주어진 항목 —
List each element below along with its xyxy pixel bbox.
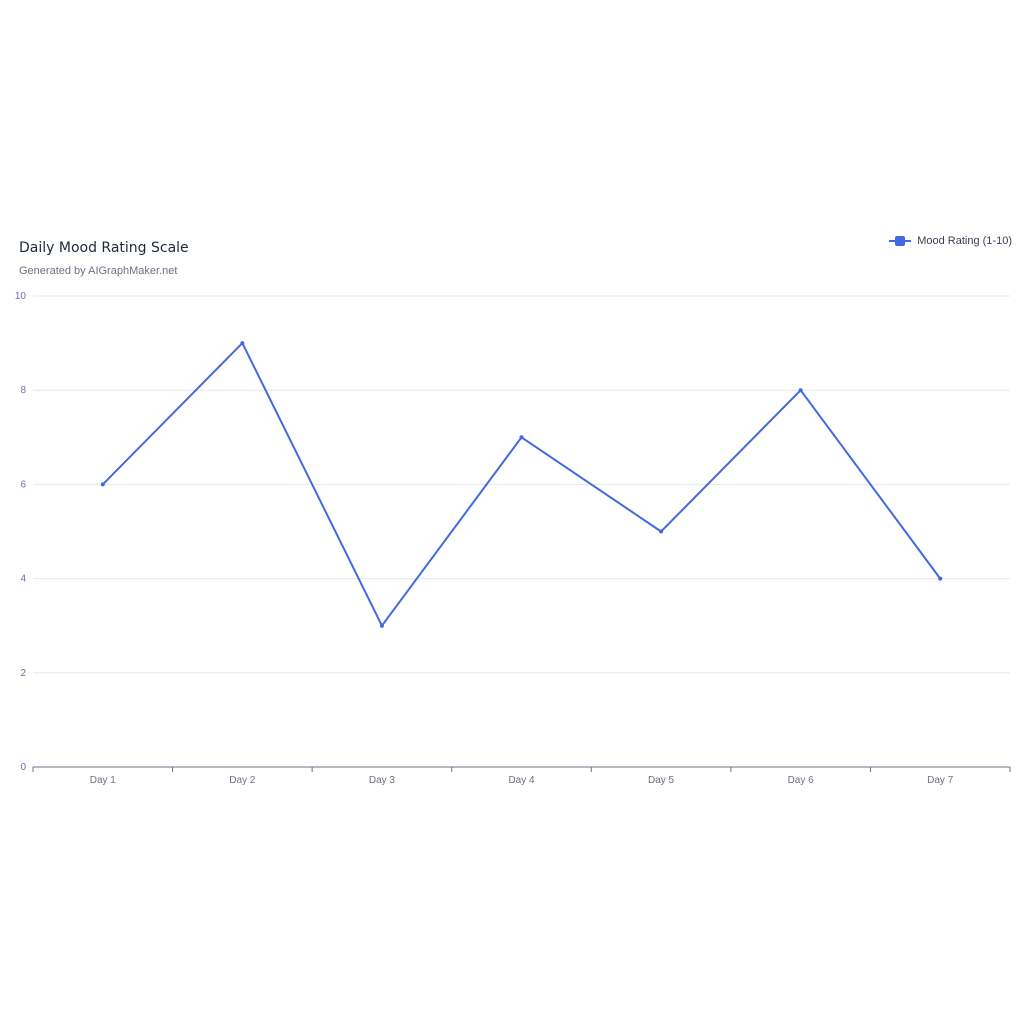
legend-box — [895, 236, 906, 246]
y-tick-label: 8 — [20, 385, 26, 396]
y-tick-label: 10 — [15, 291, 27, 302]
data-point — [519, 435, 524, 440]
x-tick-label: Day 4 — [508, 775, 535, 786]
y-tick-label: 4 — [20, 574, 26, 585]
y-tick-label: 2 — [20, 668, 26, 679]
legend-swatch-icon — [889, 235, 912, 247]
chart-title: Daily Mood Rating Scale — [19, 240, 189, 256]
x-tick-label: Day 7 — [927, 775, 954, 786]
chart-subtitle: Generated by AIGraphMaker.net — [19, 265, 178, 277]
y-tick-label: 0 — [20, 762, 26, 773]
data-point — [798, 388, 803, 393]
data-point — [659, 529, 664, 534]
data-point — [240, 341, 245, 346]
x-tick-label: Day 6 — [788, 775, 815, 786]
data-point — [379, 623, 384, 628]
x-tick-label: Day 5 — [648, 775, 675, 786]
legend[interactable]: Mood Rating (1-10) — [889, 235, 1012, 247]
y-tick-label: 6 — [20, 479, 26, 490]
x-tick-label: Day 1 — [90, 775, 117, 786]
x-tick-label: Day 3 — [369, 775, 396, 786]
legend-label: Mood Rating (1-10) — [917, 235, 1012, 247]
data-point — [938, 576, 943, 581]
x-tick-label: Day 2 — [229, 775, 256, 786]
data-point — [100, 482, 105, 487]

---

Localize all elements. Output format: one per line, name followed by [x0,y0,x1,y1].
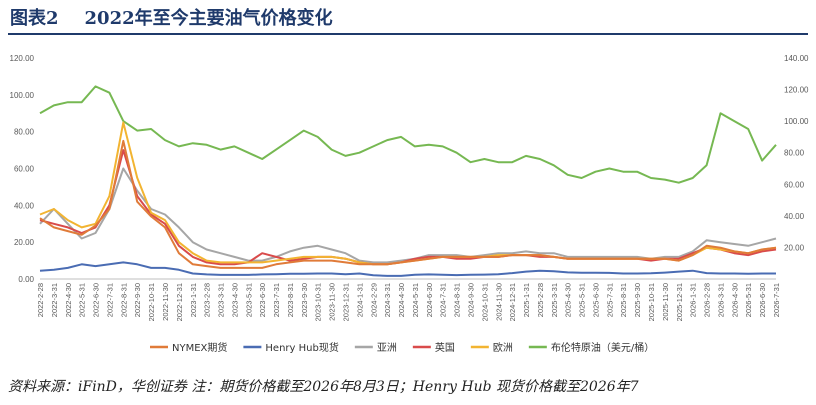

해결할 문제 — "List each element" 문구가 있는 줄부터 "x-tick-label: Day 7 — [927, 775, 954, 786]" 문구가 있는 줄까지, 양 끝 줄을 포함하여 "y-tick-label" 대신 "y-axis-label" 표기를 넣은 수정본으로 다시 적으세요. 나머지는 그대로 두고 그림은 답에서 빼세요.

문제 풀이 —
List each element below along with its xyxy pixel bbox.
legend-box — [895, 236, 906, 246]
y-axis-label: 8 — [20, 385, 26, 396]
y-axis-label: 10 — [15, 291, 27, 302]
data-point — [519, 435, 524, 440]
x-tick-label: Day 4 — [508, 775, 535, 786]
y-axis-label: 4 — [20, 574, 26, 585]
y-axis-label: 2 — [20, 668, 26, 679]
legend-swatch-icon — [889, 235, 912, 247]
chart-title: Daily Mood Rating Scale — [19, 240, 189, 256]
x-tick-label: Day 7 — [927, 775, 954, 786]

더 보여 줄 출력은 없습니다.